• Task details
Give the number of lines in this listing that contain "sive", with no other words.

[Stored items]
· · · · · · ·
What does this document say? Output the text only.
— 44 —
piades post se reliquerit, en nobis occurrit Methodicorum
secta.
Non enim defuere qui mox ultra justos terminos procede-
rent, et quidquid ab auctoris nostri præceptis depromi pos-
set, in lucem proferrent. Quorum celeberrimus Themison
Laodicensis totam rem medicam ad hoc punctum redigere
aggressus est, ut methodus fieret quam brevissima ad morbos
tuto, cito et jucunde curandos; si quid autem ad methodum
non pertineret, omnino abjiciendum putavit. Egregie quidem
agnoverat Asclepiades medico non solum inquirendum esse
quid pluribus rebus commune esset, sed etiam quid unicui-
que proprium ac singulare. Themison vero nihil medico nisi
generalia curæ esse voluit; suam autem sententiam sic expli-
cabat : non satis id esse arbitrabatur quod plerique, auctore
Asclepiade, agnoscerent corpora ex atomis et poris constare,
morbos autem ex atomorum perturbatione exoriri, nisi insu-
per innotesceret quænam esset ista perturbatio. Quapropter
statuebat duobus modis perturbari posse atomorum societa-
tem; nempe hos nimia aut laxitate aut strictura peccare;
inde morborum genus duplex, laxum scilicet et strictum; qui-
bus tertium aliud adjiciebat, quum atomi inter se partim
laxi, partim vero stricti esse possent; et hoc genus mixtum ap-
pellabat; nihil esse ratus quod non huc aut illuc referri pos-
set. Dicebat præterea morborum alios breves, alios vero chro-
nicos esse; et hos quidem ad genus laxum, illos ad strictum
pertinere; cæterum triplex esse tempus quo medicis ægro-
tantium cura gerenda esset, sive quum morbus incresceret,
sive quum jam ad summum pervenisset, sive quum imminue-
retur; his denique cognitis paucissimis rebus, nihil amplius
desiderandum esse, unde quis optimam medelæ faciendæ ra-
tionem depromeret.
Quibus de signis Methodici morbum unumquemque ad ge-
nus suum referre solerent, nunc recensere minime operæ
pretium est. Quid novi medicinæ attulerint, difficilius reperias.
· · · · · · ·
• Written answer
2